_PASSAGE TO READ_

· · · · · · ·

A dedication to reform

A prime example of ‘getting it wrong’, courtesy RationalWiki:

Nonetheless, Poroshenko’s penchant for shelling civilian targets, cutting off their water supplies, and blocking attempts at reform from parliament shows that this isn’t solely a black and white issue. Yatsenyuk isn’t much better, what with his hard-on for austerity, which includes eradicating education, healthcare, unemployment benefits, and social programs in general in exchange for enriching the oligarchs who helped fund his campaign. These two, the president and prime minister respectively, are butting heads over who gets more power in a wartime Ukraine.

For argument’s sake and to save time, I’ll cede the ‘shelling civilian targets’ and ‘Yatsenyuk’s hard-on for austerity’ parts, but the ‘blocking attempts at reform from parliament’ part is what got my panties in a fucking double knot.

Everyone and their dog just can’t shut up about how ‘there are no reforms in Ukraine’, while conveniently ignoring the fact that any reform takes time and effort, especially in a country where no reforms were implemented in the last 20 years or so. While you can’t blame war for everything, there is something; for one, the police reform would have proceeded more speedily were it not for the war (new Kyiv police are about to walk the beat this month, AND the parliament passed the reform draft, so there you have it). There was also that thing with the previous Yatsenyuk Government and the people it consisted of, which were kind of random, there were Poroshenko’s questionable personnel management decisions (such as appointing Vitaly Yarema as Prosecutor General, who then proceeded to torpedo what little trust in the Prosecutor’s Office there was in Ukraine), so, well, yeah, could have done better.

· · · · · · ·

_DATA UNDER STUDY_
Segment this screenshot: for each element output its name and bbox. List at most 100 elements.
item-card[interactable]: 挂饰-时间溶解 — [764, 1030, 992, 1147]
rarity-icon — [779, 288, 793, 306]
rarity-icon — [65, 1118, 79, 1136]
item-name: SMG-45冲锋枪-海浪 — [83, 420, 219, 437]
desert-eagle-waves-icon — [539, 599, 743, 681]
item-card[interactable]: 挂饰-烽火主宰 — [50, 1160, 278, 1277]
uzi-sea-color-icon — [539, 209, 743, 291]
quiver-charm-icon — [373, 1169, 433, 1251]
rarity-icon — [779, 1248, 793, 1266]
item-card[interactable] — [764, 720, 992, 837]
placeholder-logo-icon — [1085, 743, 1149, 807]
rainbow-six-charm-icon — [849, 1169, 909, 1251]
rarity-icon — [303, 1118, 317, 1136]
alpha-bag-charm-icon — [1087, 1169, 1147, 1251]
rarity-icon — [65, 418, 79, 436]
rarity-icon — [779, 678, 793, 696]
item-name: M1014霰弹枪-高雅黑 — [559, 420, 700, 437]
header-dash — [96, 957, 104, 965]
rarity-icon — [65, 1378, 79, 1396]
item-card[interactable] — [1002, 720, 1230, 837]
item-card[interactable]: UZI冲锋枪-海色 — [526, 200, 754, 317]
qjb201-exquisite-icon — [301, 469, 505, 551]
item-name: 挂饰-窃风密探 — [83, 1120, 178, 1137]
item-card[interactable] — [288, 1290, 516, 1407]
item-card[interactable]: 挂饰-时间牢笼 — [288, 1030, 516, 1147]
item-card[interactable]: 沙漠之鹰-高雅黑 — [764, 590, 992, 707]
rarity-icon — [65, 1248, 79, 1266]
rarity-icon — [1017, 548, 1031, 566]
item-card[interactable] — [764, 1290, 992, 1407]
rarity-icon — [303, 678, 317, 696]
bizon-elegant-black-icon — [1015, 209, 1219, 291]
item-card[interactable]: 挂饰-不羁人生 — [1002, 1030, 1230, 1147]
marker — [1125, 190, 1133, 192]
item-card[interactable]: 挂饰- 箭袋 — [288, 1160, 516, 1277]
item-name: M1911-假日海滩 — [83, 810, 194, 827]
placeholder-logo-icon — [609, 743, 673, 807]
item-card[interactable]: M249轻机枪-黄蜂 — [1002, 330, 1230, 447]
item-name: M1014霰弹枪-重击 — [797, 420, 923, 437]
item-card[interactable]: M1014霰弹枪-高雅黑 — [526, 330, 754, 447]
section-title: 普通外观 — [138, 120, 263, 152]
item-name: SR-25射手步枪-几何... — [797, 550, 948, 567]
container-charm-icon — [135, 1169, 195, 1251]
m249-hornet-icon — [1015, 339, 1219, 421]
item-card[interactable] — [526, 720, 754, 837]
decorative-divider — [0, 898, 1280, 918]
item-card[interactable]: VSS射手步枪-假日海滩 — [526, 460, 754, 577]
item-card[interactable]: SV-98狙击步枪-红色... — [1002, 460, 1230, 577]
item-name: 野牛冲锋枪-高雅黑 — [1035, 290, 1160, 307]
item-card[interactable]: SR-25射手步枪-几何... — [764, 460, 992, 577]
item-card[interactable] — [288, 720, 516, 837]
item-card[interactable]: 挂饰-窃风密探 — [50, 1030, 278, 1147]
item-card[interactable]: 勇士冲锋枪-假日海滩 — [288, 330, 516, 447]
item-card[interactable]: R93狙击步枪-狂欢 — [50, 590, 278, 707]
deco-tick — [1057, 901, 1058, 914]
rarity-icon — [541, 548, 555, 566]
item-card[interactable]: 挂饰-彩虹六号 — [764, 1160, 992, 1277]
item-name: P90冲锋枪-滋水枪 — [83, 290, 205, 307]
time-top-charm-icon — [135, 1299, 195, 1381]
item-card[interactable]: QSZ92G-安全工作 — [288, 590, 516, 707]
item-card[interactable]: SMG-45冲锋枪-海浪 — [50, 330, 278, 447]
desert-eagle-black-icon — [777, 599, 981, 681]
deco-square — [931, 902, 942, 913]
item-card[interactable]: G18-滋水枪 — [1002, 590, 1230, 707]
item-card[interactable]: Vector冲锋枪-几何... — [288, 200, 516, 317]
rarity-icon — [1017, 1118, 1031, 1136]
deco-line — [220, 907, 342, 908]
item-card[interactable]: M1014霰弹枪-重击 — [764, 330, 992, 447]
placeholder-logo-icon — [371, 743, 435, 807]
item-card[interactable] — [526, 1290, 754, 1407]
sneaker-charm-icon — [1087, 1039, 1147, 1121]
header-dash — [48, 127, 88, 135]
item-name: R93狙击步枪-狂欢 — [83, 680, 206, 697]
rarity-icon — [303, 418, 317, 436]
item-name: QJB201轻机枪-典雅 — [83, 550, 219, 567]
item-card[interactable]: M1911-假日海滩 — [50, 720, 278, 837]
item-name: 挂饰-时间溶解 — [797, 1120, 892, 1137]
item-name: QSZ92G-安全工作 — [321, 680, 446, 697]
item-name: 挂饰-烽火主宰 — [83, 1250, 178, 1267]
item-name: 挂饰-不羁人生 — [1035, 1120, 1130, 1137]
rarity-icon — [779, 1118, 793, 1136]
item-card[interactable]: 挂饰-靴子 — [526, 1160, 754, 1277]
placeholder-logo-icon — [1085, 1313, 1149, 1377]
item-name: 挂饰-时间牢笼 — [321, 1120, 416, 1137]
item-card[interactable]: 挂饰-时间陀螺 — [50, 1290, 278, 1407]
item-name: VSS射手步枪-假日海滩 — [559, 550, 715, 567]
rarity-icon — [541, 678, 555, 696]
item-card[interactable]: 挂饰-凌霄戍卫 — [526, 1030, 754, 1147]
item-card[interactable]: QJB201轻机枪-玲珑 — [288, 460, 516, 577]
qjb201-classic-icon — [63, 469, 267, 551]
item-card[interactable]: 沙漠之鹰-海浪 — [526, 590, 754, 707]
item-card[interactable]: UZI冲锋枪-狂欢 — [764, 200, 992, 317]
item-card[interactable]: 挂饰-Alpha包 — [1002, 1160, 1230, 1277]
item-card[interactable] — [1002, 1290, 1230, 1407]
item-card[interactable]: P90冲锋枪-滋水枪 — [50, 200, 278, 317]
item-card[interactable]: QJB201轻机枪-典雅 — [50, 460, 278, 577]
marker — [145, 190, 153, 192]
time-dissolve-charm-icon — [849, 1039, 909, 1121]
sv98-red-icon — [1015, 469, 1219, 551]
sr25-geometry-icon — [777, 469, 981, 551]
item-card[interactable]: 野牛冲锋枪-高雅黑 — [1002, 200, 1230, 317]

· · · · · · ·

_EXERCISES_
**1)** For the post on reform in Ukraine, decide whether each statement below agrees with it, answering yes or no and quoting the words of the post that decide it: (a) The author concedes the point about shelling civilian targets. (b) The parliament rejected the police reform draft. (c) Yatsenyuk appointed Vitaly Yarema as Prosecutor General.
**2)** Carry the post on reform in Ukraine forward from its last sentence.
The items have no connection to the post on reform in Ukraine.

_ANSWER LIST_
**1)**
(a) Yes: "I’ll cede the ‘shelling civilian targets’"
(b) No: "the parliament passed the reform draft"
(c) No: "Poroshenko’s questionable personnel management decisions (such as appointing Vitaly Yarema as Prosecutor General"

**2)**
Back on the topic, let me present one glaring example of the Rada’s reform-mindedness: namely, Draft #2551, on the materiel supply of the Armed Forces, which would have made the acquisition process for various absolutely necessary military equipment much more streamlined as opposed to the protracted bidding used now. Currently the Armed Forces are required to be supplied with 30+ years old rubbish like valenki, while the list does not include modern BDUs, ballistic eye protection, thermal optics, night vision optics, red dot sights and so on. This is something Ukrainian troops have to get from volunteers simply because the Ministry of Defence (which handles logistics) is forbidden from procuring these items. An important law, then, one that fits the ‘reform’ criteria, especially since much is being done to reform the Armed Forces and MoD first and foremost.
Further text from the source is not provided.